(Dataset excerpt)
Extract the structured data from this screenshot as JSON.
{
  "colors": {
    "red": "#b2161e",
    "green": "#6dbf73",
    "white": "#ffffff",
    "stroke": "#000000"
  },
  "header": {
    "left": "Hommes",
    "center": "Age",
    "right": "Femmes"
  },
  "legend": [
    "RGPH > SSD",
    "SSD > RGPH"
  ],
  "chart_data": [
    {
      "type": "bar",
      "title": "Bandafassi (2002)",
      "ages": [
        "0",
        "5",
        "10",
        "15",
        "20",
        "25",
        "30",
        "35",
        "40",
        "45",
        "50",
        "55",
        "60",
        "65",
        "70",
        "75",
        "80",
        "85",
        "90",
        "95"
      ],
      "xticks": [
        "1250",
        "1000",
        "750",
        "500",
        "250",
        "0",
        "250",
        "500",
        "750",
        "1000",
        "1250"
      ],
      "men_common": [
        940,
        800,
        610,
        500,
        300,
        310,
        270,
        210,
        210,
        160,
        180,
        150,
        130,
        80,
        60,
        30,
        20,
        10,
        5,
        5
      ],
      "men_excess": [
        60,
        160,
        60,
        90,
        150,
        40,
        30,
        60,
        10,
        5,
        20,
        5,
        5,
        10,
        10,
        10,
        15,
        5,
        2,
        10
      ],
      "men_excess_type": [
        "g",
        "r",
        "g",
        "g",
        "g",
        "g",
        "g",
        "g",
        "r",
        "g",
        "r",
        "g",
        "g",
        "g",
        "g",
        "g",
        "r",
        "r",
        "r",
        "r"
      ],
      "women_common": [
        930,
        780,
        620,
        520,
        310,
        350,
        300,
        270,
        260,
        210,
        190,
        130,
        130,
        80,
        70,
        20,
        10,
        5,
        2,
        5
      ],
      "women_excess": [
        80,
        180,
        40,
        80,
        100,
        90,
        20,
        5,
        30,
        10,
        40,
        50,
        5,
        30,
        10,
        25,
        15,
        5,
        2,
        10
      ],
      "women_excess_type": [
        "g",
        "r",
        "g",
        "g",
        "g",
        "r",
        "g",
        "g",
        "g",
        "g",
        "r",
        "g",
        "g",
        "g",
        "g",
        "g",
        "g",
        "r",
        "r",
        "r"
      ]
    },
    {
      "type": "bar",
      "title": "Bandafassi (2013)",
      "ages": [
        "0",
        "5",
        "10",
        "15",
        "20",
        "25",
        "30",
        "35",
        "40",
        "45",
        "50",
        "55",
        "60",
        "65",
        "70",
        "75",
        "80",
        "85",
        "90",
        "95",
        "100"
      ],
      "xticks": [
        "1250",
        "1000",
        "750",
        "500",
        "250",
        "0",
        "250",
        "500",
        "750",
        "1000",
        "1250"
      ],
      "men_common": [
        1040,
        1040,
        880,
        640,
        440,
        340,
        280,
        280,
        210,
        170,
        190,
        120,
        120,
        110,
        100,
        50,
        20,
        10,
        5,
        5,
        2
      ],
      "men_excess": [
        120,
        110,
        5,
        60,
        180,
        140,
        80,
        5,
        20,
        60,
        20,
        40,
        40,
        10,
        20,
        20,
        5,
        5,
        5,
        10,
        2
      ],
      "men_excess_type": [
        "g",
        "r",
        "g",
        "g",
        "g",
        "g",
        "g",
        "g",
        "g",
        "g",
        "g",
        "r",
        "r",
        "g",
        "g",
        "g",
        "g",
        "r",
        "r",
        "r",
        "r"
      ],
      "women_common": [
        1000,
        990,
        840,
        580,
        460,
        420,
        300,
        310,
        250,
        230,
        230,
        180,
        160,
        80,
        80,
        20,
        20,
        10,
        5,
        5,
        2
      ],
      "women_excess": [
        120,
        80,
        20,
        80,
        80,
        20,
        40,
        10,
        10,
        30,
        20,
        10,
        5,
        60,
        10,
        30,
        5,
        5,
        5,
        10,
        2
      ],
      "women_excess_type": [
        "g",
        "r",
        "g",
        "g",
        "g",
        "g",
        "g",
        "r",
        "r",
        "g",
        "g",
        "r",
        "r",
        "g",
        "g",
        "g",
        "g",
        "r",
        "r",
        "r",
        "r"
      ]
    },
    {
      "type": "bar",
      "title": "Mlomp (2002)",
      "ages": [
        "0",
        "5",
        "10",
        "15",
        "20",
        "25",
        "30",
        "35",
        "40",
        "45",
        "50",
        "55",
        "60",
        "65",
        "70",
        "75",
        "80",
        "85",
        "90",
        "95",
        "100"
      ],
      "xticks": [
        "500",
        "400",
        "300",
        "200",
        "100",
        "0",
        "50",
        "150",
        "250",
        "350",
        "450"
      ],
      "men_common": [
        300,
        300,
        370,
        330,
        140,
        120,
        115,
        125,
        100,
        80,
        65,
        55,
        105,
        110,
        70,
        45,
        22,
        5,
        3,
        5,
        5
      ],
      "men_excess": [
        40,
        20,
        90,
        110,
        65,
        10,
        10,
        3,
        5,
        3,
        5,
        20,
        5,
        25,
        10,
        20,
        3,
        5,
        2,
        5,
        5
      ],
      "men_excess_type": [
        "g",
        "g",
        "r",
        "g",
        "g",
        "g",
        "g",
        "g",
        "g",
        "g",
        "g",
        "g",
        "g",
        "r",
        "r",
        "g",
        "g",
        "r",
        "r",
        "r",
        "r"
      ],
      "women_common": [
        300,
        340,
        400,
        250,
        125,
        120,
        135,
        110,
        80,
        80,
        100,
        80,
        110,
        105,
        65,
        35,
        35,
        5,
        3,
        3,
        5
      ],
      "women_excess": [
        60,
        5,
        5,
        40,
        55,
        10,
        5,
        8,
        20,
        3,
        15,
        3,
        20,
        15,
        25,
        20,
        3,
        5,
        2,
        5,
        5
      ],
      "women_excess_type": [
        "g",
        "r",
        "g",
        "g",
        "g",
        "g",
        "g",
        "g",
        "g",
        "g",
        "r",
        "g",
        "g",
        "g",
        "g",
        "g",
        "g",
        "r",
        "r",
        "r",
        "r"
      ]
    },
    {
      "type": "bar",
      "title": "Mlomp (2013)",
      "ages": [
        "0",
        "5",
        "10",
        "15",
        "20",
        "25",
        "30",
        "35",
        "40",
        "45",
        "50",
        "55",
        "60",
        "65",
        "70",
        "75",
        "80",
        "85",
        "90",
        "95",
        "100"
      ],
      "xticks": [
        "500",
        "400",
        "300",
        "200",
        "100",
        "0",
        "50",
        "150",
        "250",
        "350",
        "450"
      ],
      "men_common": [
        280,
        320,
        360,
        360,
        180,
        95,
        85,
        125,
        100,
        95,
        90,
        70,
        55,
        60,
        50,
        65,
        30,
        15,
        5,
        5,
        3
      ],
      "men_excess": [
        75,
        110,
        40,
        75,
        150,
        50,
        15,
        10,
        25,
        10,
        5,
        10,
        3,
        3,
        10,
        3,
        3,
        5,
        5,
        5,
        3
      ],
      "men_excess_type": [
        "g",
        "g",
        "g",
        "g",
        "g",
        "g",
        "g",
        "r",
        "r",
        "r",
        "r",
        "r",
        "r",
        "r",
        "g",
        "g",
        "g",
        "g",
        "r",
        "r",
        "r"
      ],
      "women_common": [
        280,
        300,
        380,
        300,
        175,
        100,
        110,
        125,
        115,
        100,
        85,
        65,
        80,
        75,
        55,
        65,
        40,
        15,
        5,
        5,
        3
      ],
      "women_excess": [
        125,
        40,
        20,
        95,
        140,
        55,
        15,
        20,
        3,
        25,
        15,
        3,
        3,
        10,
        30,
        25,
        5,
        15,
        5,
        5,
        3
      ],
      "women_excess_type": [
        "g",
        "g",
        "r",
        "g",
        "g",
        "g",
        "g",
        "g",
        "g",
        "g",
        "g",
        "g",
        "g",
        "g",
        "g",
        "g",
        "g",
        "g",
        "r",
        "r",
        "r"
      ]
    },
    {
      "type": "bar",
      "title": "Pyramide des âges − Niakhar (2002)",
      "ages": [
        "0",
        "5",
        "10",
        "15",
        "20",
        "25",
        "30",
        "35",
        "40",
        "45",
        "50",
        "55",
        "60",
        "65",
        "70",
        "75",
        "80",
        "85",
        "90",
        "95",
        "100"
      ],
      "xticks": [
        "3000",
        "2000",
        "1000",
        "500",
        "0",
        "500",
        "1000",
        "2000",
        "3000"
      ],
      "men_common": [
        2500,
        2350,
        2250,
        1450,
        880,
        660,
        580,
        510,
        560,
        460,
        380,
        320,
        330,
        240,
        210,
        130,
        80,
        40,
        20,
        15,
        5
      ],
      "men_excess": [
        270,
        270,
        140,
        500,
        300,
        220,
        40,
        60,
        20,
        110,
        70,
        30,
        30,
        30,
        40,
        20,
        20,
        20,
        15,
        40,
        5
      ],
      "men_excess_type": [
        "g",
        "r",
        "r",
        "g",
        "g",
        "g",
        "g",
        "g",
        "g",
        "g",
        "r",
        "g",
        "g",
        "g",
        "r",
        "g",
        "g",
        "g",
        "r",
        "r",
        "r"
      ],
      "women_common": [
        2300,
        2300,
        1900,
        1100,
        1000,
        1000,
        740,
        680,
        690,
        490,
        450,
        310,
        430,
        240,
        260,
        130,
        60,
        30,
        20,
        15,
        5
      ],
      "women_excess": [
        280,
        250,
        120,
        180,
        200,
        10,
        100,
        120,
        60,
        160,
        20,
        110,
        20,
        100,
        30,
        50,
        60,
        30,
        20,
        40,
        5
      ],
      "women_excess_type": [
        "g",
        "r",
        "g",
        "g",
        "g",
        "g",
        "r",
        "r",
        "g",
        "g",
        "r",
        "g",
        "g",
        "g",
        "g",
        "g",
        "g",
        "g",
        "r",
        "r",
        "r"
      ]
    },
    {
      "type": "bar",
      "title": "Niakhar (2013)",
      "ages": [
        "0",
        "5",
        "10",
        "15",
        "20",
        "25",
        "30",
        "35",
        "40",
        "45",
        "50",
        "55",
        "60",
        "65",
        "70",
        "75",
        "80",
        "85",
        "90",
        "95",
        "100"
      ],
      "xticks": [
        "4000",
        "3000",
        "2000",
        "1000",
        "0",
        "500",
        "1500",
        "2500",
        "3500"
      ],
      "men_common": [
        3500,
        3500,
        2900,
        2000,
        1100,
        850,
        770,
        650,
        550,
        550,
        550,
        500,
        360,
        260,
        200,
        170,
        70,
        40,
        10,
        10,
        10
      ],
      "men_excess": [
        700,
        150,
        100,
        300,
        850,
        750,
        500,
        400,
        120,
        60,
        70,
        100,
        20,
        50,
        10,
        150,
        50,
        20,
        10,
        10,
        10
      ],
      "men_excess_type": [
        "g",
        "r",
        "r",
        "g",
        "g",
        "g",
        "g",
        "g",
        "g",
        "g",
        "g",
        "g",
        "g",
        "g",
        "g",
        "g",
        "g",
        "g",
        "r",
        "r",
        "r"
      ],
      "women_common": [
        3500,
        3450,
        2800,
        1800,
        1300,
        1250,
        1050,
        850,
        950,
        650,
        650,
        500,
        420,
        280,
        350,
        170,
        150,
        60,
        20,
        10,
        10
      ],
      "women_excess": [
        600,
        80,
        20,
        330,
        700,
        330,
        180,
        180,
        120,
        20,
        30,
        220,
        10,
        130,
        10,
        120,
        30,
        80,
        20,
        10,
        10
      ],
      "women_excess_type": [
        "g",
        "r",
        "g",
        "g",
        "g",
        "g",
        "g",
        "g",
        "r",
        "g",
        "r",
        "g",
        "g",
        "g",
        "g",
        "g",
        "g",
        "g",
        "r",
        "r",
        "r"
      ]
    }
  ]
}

-- Aim --
How many lines of the entries above hold the string "Niakhar"? Reply with the number alone.

-- Answer below --
2